* [The problem]: Reproduce this listing in full.

* [The data]:

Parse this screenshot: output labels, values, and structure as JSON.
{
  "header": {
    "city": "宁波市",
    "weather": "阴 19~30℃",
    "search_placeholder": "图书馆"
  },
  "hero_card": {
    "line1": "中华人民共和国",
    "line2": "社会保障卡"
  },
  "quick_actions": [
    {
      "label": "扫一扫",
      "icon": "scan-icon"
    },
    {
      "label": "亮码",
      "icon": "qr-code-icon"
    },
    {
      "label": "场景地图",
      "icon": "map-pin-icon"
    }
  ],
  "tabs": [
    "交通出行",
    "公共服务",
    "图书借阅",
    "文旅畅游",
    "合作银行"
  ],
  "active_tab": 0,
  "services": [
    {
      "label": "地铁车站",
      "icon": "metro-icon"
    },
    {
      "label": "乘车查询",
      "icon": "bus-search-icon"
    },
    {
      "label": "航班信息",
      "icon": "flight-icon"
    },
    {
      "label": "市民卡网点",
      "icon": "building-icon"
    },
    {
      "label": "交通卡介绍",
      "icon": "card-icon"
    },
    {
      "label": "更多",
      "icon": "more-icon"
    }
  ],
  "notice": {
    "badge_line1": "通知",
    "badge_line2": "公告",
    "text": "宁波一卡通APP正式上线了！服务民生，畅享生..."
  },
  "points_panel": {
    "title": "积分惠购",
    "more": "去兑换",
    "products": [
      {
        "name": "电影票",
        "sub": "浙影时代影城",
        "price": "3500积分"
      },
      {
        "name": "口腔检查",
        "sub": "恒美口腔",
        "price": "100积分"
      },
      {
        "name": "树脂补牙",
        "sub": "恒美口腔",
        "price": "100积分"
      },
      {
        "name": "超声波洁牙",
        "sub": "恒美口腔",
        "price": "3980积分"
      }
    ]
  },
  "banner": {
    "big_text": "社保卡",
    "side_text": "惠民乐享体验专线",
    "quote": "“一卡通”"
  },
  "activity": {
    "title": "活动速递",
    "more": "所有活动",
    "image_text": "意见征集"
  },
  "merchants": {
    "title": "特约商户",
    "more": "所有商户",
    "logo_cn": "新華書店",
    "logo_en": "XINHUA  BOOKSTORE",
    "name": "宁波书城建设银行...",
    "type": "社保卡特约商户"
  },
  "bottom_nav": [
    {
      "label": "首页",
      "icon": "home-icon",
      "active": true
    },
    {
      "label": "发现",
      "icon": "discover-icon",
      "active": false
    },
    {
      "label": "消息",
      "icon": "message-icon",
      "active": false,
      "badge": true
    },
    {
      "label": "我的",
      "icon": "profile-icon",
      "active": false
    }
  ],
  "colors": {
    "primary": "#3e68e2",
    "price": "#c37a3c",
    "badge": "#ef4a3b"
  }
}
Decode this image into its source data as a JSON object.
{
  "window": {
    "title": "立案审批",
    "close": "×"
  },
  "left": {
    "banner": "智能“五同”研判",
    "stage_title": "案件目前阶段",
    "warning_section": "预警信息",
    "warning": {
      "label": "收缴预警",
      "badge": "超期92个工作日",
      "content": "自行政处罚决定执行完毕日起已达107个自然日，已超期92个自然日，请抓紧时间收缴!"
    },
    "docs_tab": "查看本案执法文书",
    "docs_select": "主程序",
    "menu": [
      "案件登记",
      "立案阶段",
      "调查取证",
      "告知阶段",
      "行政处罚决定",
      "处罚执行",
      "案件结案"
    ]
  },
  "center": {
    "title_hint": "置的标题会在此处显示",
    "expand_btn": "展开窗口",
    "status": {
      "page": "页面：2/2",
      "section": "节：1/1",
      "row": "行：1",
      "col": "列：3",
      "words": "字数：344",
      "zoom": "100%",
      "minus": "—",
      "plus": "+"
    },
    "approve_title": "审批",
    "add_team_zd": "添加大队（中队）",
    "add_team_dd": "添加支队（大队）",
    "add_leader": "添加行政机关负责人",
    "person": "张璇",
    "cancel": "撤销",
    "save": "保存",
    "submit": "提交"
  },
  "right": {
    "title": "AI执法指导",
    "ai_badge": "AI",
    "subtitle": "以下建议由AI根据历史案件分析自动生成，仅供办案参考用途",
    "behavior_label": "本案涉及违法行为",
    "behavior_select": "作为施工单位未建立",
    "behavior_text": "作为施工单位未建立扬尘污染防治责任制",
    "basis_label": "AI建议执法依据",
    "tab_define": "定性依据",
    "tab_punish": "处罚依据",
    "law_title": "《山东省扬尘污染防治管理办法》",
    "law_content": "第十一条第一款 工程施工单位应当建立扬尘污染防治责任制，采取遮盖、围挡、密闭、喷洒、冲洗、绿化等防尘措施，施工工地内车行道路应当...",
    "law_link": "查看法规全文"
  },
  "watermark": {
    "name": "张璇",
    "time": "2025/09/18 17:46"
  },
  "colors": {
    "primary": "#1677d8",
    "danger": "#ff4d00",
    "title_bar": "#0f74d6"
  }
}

* [Complete answer]:
Parse this screenshot: output labels, values, and structure as JSON.
{
  "header": {
    "city": "宁波市",
    "weather": "阴 19~30℃",
    "search_placeholder": "图书馆"
  },
  "hero_card": {
    "line1": "中华人民共和国",
    "line2": "社会保障卡"
  },
  "quick_actions": [
    {
      "label": "扫一扫",
      "icon": "scan-icon"
    },
    {
      "label": "亮码",
      "icon": "qr-code-icon"
    },
    {
      "label": "场景地图",
      "icon": "map-pin-icon"
    }
  ],
  "tabs": [
    "交通出行",
    "公共服务",
    "图书借阅",
    "文旅畅游",
    "合作银行"
  ],
  "active_tab": 0,
  "services": [
    {
      "label": "地铁车站",
      "icon": "metro-icon"
    },
    {
      "label": "乘车查询",
      "icon": "bus-search-icon"
    },
    {
      "label": "航班信息",
      "icon": "flight-icon"
    },
    {
      "label": "市民卡网点",
      "icon": "building-icon"
    },
    {
      "label": "交通卡介绍",
      "icon": "card-icon"
    },
    {
      "label": "更多",
      "icon": "more-icon"
    }
  ],
  "notice": {
    "badge_line1": "通知",
    "badge_line2": "公告",
    "text": "宁波一卡通APP正式上线了！服务民生，畅享生..."
  },
  "points_panel": {
    "title": "积分惠购",
    "more": "去兑换",
    "products": [
      {
        "name": "电影票",
        "sub": "浙影时代影城",
        "price": "3500积分"
      },
      {
        "name": "口腔检查",
        "sub": "恒美口腔",
        "price": "100积分"
      },
      {
        "name": "树脂补牙",
        "sub": "恒美口腔",
        "price": "100积分"
      },
      {
        "name": "超声波洁牙",
        "sub": "恒美口腔",
        "price": "3980积分"
      }
    ]
  },
  "banner": {
    "big_text": "社保卡",
    "side_text": "惠民乐享体验专线",
    "quote": "“一卡通”"
  },
  "activity": {
    "title": "活动速递",
    "more": "所有活动",
    "image_text": "意见征集"
  },
  "merchants": {
    "title": "特约商户",
    "more": "所有商户",
    "logo_cn": "新華書店",
    "logo_en": "XINHUA  BOOKSTORE",
    "name": "宁波书城建设银行...",
    "type": "社保卡特约商户"
  },
  "bottom_nav": [
    {
      "label": "首页",
      "icon": "home-icon",
      "active": true
    },
    {
      "label": "发现",
      "icon": "discover-icon",
      "active": false
    },
    {
      "label": "消息",
      "icon": "message-icon",
      "active": false,
      "badge": true
    },
    {
      "label": "我的",
      "icon": "profile-icon",
      "active": false
    }
  ],
  "colors": {
    "primary": "#3e68e2",
    "price": "#c37a3c",
    "badge": "#ef4a3b"
  }
}
Decode this image into its source data as a JSON object.
{
  "window": {
    "title": "立案审批",
    "close": "×"
  },
  "left": {
    "banner": "智能“五同”研判",
    "stage_title": "案件目前阶段",
    "warning_section": "预警信息",
    "warning": {
      "label": "收缴预警",
      "badge": "超期92个工作日",
      "content": "自行政处罚决定执行完毕日起已达107个自然日，已超期92个自然日，请抓紧时间收缴!"
    },
    "docs_tab": "查看本案执法文书",
    "docs_select": "主程序",
    "menu": [
      "案件登记",
      "立案阶段",
      "调查取证",
      "告知阶段",
      "行政处罚决定",
      "处罚执行",
      "案件结案"
    ]
  },
  "center": {
    "title_hint": "置的标题会在此处显示",
    "expand_btn": "展开窗口",
    "status": {
      "page": "页面：2/2",
      "section": "节：1/1",
      "row": "行：1",
      "col": "列：3",
      "words": "字数：344",
      "zoom": "100%",
      "minus": "—",
      "plus": "+"
    },
    "approve_title": "审批",
    "add_team_zd": "添加大队（中队）",
    "add_team_dd": "添加支队（大队）",
    "add_leader": "添加行政机关负责人",
    "person": "张璇",
    "cancel": "撤销",
    "save": "保存",
    "submit": "提交"
  },
  "right": {
    "title": "AI执法指导",
    "ai_badge": "AI",
    "subtitle": "以下建议由AI根据历史案件分析自动生成，仅供办案参考用途",
    "behavior_label": "本案涉及违法行为",
    "behavior_select": "作为施工单位未建立",
    "behavior_text": "作为施工单位未建立扬尘污染防治责任制",
    "basis_label": "AI建议执法依据",
    "tab_define": "定性依据",
    "tab_punish": "处罚依据",
    "law_title": "《山东省扬尘污染防治管理办法》",
    "law_content": "第十一条第一款 工程施工单位应当建立扬尘污染防治责任制，采取遮盖、围挡、密闭、喷洒、冲洗、绿化等防尘措施，施工工地内车行道路应当...",
    "law_link": "查看法规全文"
  },
  "watermark": {
    "name": "张璇",
    "time": "2025/09/18 17:46"
  },
  "colors": {
    "primary": "#1677d8",
    "danger": "#ff4d00",
    "title_bar": "#0f74d6"
  }
}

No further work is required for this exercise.